Request
Output every entry exactly as given.

-- -- --

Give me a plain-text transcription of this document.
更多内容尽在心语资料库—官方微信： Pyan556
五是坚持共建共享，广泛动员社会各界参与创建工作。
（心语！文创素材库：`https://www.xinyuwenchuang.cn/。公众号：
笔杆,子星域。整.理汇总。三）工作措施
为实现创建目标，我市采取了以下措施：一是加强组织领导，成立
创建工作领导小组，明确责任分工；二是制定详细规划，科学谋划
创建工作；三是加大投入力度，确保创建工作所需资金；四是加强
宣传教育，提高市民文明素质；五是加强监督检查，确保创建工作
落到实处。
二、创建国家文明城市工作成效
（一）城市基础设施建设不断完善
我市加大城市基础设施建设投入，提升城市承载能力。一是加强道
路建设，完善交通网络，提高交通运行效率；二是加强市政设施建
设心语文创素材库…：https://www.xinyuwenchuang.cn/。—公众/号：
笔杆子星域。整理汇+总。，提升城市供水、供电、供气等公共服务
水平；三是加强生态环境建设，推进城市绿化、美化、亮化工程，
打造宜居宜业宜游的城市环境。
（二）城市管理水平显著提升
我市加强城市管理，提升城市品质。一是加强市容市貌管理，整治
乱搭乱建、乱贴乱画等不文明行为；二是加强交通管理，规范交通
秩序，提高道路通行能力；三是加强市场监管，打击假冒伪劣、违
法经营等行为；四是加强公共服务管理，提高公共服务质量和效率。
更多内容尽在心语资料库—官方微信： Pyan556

-- -- --

Solution to this exercise
Give me a plain-text transcription of this document.
更多内容尽在心语资料库—官方微信： Pyan556
五是坚持共建共享，广泛动员社会各界参与创建工作。
（心语！文创素材库：`https://www.xinyuwenchuang.cn/。公众号：
笔杆,子星域。整.理汇总。三）工作措施
为实现创建目标，我市采取了以下措施：一是加强组织领导，成立
创建工作领导小组，明确责任分工；二是制定详细规划，科学谋划
创建工作；三是加大投入力度，确保创建工作所需资金；四是加强
宣传教育，提高市民文明素质；五是加强监督检查，确保创建工作
落到实处。
二、创建国家文明城市工作成效
（一）城市基础设施建设不断完善
我市加大城市基础设施建设投入，提升城市承载能力。一是加强道
路建设，完善交通网络，提高交通运行效率；二是加强市政设施建
设心语文创素材库…：https://www.xinyuwenchuang.cn/。—公众/号：
笔杆子星域。整理汇+总。，提升城市供水、供电、供气等公共服务
水平；三是加强生态环境建设，推进城市绿化、美化、亮化工程，
打造宜居宜业宜游的城市环境。
（二）城市管理水平显著提升
我市加强城市管理，提升城市品质。一是加强市容市貌管理，整治
乱搭乱建、乱贴乱画等不文明行为；二是加强交通管理，规范交通
秩序，提高道路通行能力；三是加强市场监管，打击假冒伪劣、违
法经营等行为；四是加强公共服务管理，提高公共服务质量和效率。
更多内容尽在心语资料库—官方微信： Pyan556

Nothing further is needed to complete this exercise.